THE harvest may be plenty for a small patch, but when farmers who grow single crops pour in large amounts of resources: fertilizers, herbicides, pesticides, to get that, would that be reasonable?
Thus runs the poser that Erastus Leopando, a retiree and a self-confessed permaculture farmer cast over at Piskay ni Bai, PIA Bohol’s talk show that tackles on topics that are important and engaging to Boholanos.
Where is the logic there when you produce a hundred bags, of which you would use 50 bags to buy fertilizers?
Leopando, who used to be a government employee before he migrated to the US with his family, is now back for good, to take on a love he turned his back on, when he was still much stronger to take on the laborious task of farming.
But for him, farming could be strenuous, if one goes against the natural ecosystems.
Adopting a farming system called permanent culture or permaculture, Leopando and his farm manager Engr. Dioscoro “Ite” Pojas, are managing the Leopando farm by looking back at the wisdom of old that worked and noting the natural and flourishing ecosystems.
When you plant something that does not go with the soil, you would need fertilizer to make it grow, but when you plant one that is already there or has grown there, you may not need that much fertilizer, because that plant has been proven to grow and flourish there, Leopando illustrated on the online talk show.
Aside from going with the organic nature of the farm, both highlighted the need for setting up of an environment that allows the plant to survive and harden its capacity to fight off natural elements that the imbalanced farm ecosystem keeps following years of farming abuse.
Permaculture adopts integrated diversified organic farming, and uses a happy mingling of vegetables, fruit trees, flower gardens, vermiculture and natural pollination.

Set exercise 1
Can you retype the listing, starting at its first line and ending at the line containing "y-axis-ticks: 0 200 400", including both ends?
The permaculture article and the listing have no connection to each other.

Data for this task
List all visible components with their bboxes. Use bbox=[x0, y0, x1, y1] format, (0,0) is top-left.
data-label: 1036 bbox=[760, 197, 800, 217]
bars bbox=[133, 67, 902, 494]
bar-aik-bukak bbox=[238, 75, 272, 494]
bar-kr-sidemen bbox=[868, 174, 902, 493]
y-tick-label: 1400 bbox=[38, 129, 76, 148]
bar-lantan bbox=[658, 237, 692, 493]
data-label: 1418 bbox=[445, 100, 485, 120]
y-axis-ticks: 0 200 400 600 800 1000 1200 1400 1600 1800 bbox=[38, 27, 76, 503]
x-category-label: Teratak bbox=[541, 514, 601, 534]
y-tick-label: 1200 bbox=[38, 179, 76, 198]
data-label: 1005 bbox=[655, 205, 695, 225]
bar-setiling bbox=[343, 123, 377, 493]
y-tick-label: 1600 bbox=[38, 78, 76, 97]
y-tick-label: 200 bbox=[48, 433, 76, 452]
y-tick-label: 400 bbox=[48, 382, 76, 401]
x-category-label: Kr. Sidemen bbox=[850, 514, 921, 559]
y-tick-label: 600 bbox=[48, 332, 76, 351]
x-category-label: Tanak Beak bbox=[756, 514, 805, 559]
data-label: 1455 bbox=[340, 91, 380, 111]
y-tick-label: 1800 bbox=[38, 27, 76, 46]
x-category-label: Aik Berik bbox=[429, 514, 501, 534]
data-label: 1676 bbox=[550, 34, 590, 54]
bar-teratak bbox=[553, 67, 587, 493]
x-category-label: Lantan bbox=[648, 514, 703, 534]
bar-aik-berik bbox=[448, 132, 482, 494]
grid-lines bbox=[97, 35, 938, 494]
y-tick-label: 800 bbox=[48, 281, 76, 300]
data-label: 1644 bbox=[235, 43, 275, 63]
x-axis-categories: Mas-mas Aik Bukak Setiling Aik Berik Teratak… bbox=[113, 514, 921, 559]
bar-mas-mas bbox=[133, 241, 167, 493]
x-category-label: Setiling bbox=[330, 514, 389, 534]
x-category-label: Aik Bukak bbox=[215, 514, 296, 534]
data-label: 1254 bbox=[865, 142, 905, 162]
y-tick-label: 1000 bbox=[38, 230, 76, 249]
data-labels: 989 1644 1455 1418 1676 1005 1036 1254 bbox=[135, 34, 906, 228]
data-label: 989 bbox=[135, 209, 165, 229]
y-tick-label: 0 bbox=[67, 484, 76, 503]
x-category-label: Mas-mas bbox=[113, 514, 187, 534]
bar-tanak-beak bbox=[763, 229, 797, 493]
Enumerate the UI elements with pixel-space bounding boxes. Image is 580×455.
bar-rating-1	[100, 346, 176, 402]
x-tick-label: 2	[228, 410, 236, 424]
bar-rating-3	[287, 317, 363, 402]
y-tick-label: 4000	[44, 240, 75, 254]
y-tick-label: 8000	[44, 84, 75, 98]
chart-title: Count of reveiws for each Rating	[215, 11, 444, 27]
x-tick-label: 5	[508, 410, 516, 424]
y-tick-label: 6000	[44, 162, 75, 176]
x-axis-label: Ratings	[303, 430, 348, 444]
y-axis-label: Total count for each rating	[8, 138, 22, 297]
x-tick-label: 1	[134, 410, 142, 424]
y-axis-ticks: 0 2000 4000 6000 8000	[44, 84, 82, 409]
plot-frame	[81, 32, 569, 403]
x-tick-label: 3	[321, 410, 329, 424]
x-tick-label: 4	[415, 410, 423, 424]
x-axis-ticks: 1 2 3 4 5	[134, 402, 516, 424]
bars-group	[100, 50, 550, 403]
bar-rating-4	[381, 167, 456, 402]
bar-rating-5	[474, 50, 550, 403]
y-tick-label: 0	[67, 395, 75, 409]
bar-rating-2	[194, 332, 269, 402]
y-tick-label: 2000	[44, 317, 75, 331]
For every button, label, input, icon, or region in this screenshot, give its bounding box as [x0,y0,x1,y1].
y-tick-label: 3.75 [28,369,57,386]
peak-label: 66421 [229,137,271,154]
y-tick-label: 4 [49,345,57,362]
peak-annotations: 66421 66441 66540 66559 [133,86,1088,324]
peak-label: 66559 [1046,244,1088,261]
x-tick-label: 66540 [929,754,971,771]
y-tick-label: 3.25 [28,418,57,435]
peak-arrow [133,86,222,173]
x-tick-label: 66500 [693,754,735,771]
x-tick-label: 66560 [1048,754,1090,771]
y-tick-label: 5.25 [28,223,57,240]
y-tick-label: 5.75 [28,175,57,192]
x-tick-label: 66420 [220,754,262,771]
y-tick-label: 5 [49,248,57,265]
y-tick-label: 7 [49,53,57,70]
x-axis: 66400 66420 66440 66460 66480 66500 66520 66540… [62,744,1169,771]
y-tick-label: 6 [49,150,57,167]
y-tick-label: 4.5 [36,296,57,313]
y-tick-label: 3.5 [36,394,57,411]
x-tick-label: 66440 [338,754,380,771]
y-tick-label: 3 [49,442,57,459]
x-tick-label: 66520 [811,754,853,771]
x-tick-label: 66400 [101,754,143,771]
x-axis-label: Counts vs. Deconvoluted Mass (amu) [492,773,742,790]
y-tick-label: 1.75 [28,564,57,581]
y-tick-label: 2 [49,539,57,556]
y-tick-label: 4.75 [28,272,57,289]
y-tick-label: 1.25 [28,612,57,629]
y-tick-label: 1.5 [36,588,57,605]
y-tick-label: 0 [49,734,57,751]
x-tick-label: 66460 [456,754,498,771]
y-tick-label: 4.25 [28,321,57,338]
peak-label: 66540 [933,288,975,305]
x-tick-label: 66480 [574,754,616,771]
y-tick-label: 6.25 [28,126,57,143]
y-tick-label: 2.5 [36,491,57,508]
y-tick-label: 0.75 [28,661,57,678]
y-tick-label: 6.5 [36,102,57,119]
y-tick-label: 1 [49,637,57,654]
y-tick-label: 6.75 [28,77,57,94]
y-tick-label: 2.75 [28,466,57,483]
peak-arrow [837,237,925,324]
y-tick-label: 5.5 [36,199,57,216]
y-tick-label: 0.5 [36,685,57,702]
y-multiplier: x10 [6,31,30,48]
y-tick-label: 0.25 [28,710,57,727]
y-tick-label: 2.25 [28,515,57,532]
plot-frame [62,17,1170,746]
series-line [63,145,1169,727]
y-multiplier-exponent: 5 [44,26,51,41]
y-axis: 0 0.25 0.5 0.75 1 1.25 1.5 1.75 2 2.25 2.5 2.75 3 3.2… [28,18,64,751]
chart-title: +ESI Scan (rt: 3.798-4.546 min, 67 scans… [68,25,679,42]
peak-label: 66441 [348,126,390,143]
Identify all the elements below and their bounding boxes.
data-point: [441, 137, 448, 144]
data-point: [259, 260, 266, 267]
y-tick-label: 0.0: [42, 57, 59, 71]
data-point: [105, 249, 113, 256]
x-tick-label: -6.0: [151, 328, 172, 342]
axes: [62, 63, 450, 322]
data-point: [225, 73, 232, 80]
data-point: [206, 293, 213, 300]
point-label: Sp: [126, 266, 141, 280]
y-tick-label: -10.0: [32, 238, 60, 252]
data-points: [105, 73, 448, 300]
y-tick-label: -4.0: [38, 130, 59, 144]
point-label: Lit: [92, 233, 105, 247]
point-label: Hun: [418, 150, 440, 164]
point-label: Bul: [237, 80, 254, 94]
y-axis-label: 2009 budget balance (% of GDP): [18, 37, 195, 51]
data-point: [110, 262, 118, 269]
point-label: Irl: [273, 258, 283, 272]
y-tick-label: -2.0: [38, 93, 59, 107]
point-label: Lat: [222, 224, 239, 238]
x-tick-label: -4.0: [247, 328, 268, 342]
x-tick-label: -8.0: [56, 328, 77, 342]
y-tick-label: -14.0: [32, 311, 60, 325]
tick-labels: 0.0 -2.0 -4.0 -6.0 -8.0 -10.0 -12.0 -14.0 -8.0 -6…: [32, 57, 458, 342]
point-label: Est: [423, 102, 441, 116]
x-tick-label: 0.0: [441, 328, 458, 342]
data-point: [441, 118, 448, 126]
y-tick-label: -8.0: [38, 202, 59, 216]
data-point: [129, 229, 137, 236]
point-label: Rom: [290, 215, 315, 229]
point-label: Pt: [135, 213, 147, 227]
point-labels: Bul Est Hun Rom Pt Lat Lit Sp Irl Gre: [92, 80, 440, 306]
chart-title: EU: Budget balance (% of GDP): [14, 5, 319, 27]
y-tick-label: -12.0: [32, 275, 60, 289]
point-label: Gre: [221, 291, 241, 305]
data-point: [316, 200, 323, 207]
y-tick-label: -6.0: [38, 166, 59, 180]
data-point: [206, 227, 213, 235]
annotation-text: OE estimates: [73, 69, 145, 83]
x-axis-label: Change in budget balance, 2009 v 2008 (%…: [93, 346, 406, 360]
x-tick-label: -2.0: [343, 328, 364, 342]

Set exercise 2
Can you echo the passage from the permaculture article, starting at "Leopando, who used" and ending at "the natural ecosystems."?

Full solution 1
List all visible components with their bboxes. Use bbox=[x0, y0, x1, y1] format, (0,0) is top-left.
data-label: 1036 bbox=[760, 197, 800, 217]
bars bbox=[133, 67, 902, 494]
bar-aik-bukak bbox=[238, 75, 272, 494]
bar-kr-sidemen bbox=[868, 174, 902, 493]
y-tick-label: 1400 bbox=[38, 129, 76, 148]
bar-lantan bbox=[658, 237, 692, 493]
data-label: 1418 bbox=[445, 100, 485, 120]
y-axis-ticks: 0 200 400 600 800 1000 1200 1400 1600 1800 bbox=[38, 27, 76, 503]

Full solution 2
Leopando, who used to be a government employee before he migrated to the US with his family, is now back for good, to take on a love he turned his back on, when he was still much stronger to take on the laborious task of farming.
But for him, farming could be strenuous, if one goes against the natural ecosystems.